— begin —
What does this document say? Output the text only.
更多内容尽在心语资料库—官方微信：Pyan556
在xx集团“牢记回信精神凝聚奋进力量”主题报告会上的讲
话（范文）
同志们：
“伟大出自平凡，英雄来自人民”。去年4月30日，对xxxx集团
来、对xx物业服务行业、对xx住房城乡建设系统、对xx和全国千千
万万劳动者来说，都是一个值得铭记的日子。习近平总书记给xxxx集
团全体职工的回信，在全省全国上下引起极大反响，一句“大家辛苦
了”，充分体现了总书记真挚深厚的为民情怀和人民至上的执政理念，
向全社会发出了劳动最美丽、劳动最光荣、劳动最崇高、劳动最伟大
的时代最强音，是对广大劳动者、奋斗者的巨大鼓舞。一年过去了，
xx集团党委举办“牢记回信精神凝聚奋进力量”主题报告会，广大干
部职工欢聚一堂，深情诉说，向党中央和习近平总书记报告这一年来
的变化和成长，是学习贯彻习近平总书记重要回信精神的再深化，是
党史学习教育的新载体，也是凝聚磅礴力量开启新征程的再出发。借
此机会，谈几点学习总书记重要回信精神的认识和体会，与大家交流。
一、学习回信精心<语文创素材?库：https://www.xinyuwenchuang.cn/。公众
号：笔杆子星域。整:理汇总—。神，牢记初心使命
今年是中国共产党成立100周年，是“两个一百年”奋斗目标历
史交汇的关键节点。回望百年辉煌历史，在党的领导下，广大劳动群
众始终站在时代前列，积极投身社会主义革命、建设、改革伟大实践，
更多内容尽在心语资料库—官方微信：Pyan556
— end —
WHAT YOU HAVE TO DO: Each entry must be reproduced verbatim.

RESPONSE TO THE EXERCISE:
What does this document say? Output the text only.
更多内容尽在心语资料库—官方微信：Pyan556
在xx集团“牢记回信精神凝聚奋进力量”主题报告会上的讲
话（范文）
同志们：
“伟大出自平凡，英雄来自人民”。去年4月30日，对xxxx集团
来、对xx物业服务行业、对xx住房城乡建设系统、对xx和全国千千
万万劳动者来说，都是一个值得铭记的日子。习近平总书记给xxxx集
团全体职工的回信，在全省全国上下引起极大反响，一句“大家辛苦
了”，充分体现了总书记真挚深厚的为民情怀和人民至上的执政理念，
向全社会发出了劳动最美丽、劳动最光荣、劳动最崇高、劳动最伟大
的时代最强音，是对广大劳动者、奋斗者的巨大鼓舞。一年过去了，
xx集团党委举办“牢记回信精神凝聚奋进力量”主题报告会，广大干
部职工欢聚一堂，深情诉说，向党中央和习近平总书记报告这一年来
的变化和成长，是学习贯彻习近平总书记重要回信精神的再深化，是
党史学习教育的新载体，也是凝聚磅礴力量开启新征程的再出发。借
此机会，谈几点学习总书记重要回信精神的认识和体会，与大家交流。
一、学习回信精心<语文创素材?库：https://www.xinyuwenchuang.cn/。公众
号：笔杆子星域。整:理汇总—。神，牢记初心使命
今年是中国共产党成立100周年，是“两个一百年”奋斗目标历
史交汇的关键节点。回望百年辉煌历史，在党的领导下，广大劳动群
众始终站在时代前列，积极投身社会主义革命、建设、改革伟大实践，
更多内容尽在心语资料库—官方微信：Pyan556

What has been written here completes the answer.